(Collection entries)
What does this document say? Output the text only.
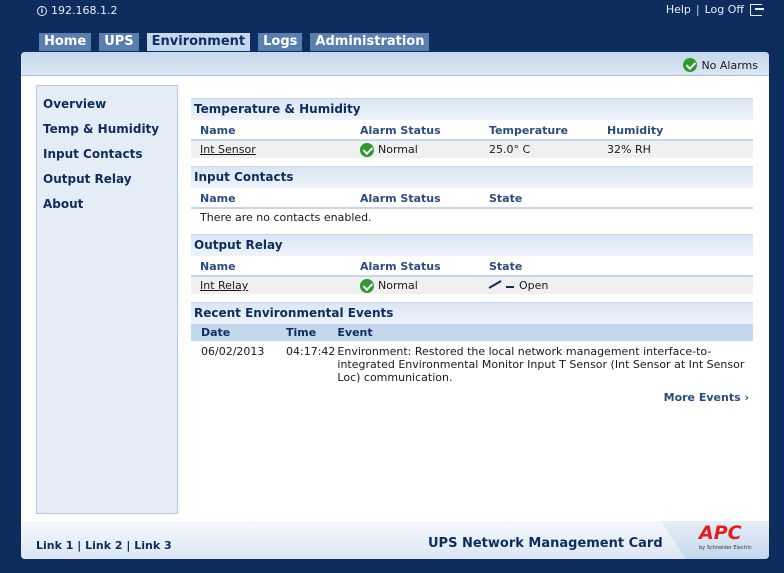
i 192.168.1.2	Help | Log Off
Home	UPS	Environment	Logs	Administration
No Alarms
Overview
Temp & Humidity
Input Contacts
Output Relay
About
Temperature & Humidity
Name	Alarm Status	Temperature	Humidity
Int Sensor	Normal	25.0° C	32% RH
Input Contacts
Name	Alarm Status	State
There are no contacts enabled.
Output Relay
Name	Alarm Status	State
Int Relay	Normal	Open
Recent Environmental Events
Date	Time	Event
06/02/2013	04:17:42	Environment: Restored the local network management interface-to-integrated Environmental Monitor Input T Sensor (Int Sensor at Int Sensor Loc) communication.
More Events ›
Link 1 | Link 2 | Link 3	UPS Network Management Card APC
by Schneider Electric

**STATED PROBLEM:**
Pull every line containing the word "Environmental" out of the entries above.

**RESPONSE:**
Recent Environmental Events
06/02/2013	04:17:42	Environment: Restored the local network management interface-to-integrated Environmental Monitor Input T Sensor (Int Sensor at Int Sensor Loc) communication.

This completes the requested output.